*Set exercise*. Return each line of the material below unchanged, in the same order.

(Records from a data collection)
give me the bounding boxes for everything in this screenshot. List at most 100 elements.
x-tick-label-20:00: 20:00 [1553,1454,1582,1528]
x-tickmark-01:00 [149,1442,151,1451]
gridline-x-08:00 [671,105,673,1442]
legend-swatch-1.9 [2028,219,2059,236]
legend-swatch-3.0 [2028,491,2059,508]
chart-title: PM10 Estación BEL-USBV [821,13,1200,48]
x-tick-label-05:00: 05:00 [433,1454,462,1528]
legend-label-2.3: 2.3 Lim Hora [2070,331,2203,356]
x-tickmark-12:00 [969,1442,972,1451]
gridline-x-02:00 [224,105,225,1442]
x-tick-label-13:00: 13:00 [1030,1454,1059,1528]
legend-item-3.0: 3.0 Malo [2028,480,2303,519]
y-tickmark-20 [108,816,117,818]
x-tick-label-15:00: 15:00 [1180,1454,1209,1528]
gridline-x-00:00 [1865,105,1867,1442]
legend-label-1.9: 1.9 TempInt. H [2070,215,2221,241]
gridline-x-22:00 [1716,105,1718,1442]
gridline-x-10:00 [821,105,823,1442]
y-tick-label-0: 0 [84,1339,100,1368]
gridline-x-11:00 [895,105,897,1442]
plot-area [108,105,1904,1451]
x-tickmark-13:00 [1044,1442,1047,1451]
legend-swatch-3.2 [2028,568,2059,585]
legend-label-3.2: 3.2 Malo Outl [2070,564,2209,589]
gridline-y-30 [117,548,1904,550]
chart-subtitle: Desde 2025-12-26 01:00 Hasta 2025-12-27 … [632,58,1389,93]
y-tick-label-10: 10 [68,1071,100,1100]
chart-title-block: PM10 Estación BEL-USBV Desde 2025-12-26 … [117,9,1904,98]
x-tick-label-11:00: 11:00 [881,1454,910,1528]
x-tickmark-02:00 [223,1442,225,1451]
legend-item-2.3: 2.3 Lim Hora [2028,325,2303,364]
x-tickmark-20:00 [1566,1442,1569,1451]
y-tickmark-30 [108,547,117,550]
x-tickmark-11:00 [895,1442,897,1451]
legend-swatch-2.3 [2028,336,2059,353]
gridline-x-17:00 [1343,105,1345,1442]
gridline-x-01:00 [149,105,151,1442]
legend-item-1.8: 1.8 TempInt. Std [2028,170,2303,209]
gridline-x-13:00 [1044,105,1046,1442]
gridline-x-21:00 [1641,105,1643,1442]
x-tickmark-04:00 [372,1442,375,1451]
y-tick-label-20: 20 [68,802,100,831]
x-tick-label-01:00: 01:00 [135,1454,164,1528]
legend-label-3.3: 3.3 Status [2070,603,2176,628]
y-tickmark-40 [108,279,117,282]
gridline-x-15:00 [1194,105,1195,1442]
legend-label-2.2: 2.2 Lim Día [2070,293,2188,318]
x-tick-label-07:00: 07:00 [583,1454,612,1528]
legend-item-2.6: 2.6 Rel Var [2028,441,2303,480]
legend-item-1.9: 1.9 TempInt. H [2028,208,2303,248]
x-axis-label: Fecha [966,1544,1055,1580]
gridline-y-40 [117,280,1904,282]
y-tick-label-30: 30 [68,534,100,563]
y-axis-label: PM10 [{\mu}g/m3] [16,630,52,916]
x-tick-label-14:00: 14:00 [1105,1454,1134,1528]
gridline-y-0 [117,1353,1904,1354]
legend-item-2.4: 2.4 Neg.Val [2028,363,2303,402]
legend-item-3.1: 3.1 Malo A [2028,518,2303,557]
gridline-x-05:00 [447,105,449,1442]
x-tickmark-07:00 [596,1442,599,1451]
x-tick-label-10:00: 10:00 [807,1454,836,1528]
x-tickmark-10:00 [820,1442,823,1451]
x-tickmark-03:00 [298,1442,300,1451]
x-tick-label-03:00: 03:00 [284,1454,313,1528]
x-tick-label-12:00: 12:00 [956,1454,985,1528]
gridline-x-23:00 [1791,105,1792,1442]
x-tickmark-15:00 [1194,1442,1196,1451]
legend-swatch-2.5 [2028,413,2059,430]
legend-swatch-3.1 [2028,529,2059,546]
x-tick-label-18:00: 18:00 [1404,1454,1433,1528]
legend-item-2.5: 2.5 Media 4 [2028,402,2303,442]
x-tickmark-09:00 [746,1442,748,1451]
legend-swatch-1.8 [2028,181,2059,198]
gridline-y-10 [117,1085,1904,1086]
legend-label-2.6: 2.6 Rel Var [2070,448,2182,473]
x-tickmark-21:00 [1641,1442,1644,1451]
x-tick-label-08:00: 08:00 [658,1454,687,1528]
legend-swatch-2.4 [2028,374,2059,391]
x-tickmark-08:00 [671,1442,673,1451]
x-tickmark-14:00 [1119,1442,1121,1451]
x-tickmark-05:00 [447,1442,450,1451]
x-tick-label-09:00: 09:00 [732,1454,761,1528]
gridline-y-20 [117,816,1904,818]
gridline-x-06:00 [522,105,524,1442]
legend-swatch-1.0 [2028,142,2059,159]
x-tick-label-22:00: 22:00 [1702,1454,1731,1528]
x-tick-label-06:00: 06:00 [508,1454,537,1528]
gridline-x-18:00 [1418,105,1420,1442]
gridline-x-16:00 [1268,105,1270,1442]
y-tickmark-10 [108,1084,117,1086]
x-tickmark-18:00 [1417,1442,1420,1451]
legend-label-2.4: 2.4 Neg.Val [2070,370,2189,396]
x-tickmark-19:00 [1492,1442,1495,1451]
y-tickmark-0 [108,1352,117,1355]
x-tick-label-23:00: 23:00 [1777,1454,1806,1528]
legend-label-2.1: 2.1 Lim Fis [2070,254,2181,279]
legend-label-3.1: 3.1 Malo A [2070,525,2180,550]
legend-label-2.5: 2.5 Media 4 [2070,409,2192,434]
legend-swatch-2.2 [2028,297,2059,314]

*Exercise output*.
give me the bounding boxes for everything in this screenshot. List at most 100 elements.
x-tick-label-20:00: 20:00 [1553,1454,1582,1528]
x-tickmark-01:00 [149,1442,151,1451]
gridline-x-08:00 [671,105,673,1442]
legend-swatch-1.9 [2028,219,2059,236]
legend-swatch-3.0 [2028,491,2059,508]
chart-title: PM10 Estación BEL-USBV [821,13,1200,48]
x-tick-label-05:00: 05:00 [433,1454,462,1528]
legend-label-2.3: 2.3 Lim Hora [2070,331,2203,356]
x-tickmark-12:00 [969,1442,972,1451]
gridline-x-02:00 [224,105,225,1442]
x-tick-label-13:00: 13:00 [1030,1454,1059,1528]
legend-item-3.0: 3.0 Malo [2028,480,2303,519]
y-tickmark-20 [108,816,117,818]
x-tick-label-15:00: 15:00 [1180,1454,1209,1528]
gridline-x-00:00 [1865,105,1867,1442]
legend-label-1.9: 1.9 TempInt. H [2070,215,2221,241]
gridline-x-22:00 [1716,105,1718,1442]
gridline-x-10:00 [821,105,823,1442]
y-tick-label-0: 0 [84,1339,100,1368]
gridline-x-11:00 [895,105,897,1442]
plot-area [108,105,1904,1451]
x-tickmark-13:00 [1044,1442,1047,1451]
legend-swatch-3.2 [2028,568,2059,585]
legend-label-3.2: 3.2 Malo Outl [2070,564,2209,589]
gridline-y-30 [117,548,1904,550]
chart-subtitle: Desde 2025-12-26 01:00 Hasta 2025-12-27 … [632,58,1389,93]
y-tick-label-10: 10 [68,1071,100,1100]
chart-title-block: PM10 Estación BEL-USBV Desde 2025-12-26 … [117,9,1904,98]
x-tick-label-11:00: 11:00 [881,1454,910,1528]
x-tickmark-02:00 [223,1442,225,1451]
legend-item-2.3: 2.3 Lim Hora [2028,325,2303,364]
x-tickmark-20:00 [1566,1442,1569,1451]
y-tickmark-30 [108,547,117,550]
x-tickmark-11:00 [895,1442,897,1451]
legend-swatch-2.3 [2028,336,2059,353]
gridline-x-17:00 [1343,105,1345,1442]
gridline-x-01:00 [149,105,151,1442]
legend-item-1.8: 1.8 TempInt. Std [2028,170,2303,209]
gridline-x-13:00 [1044,105,1046,1442]
gridline-x-21:00 [1641,105,1643,1442]
x-tickmark-04:00 [372,1442,375,1451]
y-tick-label-20: 20 [68,802,100,831]
x-tick-label-01:00: 01:00 [135,1454,164,1528]
legend-label-3.3: 3.3 Status [2070,603,2176,628]
y-tickmark-40 [108,279,117,282]
gridline-x-15:00 [1194,105,1195,1442]
legend-label-2.2: 2.2 Lim Día [2070,293,2188,318]
x-tick-label-07:00: 07:00 [583,1454,612,1528]
legend-item-2.6: 2.6 Rel Var [2028,441,2303,480]
legend-item-1.9: 1.9 TempInt. H [2028,208,2303,248]
x-axis-label: Fecha [966,1544,1055,1580]
gridline-y-40 [117,280,1904,282]
y-tick-label-30: 30 [68,534,100,563]
y-axis-label: PM10 [{\mu}g/m3] [16,630,52,916]
x-tick-label-14:00: 14:00 [1105,1454,1134,1528]
gridline-y-0 [117,1353,1904,1354]
legend-item-2.4: 2.4 Neg.Val [2028,363,2303,402]
legend-item-3.1: 3.1 Malo A [2028,518,2303,557]
gridline-x-05:00 [447,105,449,1442]
x-tickmark-07:00 [596,1442,599,1451]
x-tick-label-10:00: 10:00 [807,1454,836,1528]
x-tickmark-10:00 [820,1442,823,1451]
x-tickmark-03:00 [298,1442,300,1451]
x-tick-label-03:00: 03:00 [284,1454,313,1528]
x-tick-label-12:00: 12:00 [956,1454,985,1528]
gridline-x-23:00 [1791,105,1792,1442]
x-tickmark-15:00 [1194,1442,1196,1451]
legend-swatch-2.5 [2028,413,2059,430]
legend-swatch-3.1 [2028,529,2059,546]
x-tick-label-18:00: 18:00 [1404,1454,1433,1528]
legend-item-2.5: 2.5 Media 4 [2028,402,2303,442]
x-tickmark-09:00 [746,1442,748,1451]
legend-swatch-1.8 [2028,181,2059,198]
gridline-y-10 [117,1085,1904,1086]
legend-label-2.6: 2.6 Rel Var [2070,448,2182,473]
x-tickmark-21:00 [1641,1442,1644,1451]
x-tick-label-08:00: 08:00 [658,1454,687,1528]
legend-swatch-2.4 [2028,374,2059,391]
x-tickmark-08:00 [671,1442,673,1451]
x-tickmark-14:00 [1119,1442,1121,1451]
x-tickmark-05:00 [447,1442,450,1451]
x-tick-label-09:00: 09:00 [732,1454,761,1528]
gridline-y-20 [117,816,1904,818]
gridline-x-06:00 [522,105,524,1442]
legend-swatch-1.0 [2028,142,2059,159]
x-tick-label-22:00: 22:00 [1702,1454,1731,1528]
x-tick-label-06:00: 06:00 [508,1454,537,1528]
gridline-x-18:00 [1418,105,1420,1442]
gridline-x-16:00 [1268,105,1270,1442]
y-tickmark-10 [108,1084,117,1086]
x-tickmark-18:00 [1417,1442,1420,1451]
legend-label-2.4: 2.4 Neg.Val [2070,370,2189,396]
x-tickmark-19:00 [1492,1442,1495,1451]
y-tickmark-0 [108,1352,117,1355]
x-tick-label-23:00: 23:00 [1777,1454,1806,1528]
legend-label-2.1: 2.1 Lim Fis [2070,254,2181,279]
legend-label-3.1: 3.1 Malo A [2070,525,2180,550]
legend-label-2.5: 2.5 Media 4 [2070,409,2192,434]
legend-swatch-2.2 [2028,297,2059,314]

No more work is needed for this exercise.